*OBJECTIVE:* Select from the records below every line that has the word "Veterans" in it.
━━━━━━━━━━━━━━━━━━━━
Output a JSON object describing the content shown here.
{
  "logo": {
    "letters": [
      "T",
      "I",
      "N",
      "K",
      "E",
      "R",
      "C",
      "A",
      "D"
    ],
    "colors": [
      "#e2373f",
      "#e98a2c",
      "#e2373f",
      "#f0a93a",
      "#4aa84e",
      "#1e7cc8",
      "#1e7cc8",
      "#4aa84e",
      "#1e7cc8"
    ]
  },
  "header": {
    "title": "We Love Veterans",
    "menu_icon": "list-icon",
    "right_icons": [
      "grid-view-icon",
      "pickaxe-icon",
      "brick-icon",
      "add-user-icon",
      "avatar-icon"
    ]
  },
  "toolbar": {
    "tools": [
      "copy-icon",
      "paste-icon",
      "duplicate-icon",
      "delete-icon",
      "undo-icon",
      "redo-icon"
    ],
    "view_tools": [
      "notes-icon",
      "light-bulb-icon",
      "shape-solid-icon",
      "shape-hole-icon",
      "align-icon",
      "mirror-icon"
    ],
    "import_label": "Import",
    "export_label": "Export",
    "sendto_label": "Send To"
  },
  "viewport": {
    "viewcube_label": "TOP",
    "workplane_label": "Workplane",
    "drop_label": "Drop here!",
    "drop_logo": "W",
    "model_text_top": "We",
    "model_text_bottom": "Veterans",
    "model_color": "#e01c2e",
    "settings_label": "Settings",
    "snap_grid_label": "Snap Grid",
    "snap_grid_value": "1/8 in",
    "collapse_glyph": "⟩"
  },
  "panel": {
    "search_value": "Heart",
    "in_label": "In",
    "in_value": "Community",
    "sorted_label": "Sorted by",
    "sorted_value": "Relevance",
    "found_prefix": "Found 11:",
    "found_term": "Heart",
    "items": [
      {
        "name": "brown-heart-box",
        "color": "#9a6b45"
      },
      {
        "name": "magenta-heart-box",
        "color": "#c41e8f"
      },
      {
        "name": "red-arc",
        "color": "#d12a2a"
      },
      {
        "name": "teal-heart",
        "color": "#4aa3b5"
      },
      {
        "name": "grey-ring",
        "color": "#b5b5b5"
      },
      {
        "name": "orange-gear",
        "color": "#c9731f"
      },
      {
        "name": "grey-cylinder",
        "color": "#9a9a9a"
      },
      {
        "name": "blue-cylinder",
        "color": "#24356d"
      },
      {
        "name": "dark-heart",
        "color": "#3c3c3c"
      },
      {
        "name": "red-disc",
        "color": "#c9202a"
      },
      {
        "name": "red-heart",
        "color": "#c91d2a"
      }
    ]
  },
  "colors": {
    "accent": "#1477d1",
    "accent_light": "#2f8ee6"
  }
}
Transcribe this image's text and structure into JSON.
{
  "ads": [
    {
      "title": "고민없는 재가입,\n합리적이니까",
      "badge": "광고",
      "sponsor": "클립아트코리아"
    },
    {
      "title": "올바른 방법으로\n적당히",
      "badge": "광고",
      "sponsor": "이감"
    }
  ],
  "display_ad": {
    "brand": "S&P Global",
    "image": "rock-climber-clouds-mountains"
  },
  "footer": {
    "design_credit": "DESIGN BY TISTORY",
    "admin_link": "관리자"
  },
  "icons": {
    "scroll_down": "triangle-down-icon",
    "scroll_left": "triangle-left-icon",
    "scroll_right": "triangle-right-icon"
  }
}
━━━━━━━━━━━━━━━━━━━━
*FINISHED EXERCISE:*
    "title": "We Love Veterans",
    "model_text_bottom": "Veterans",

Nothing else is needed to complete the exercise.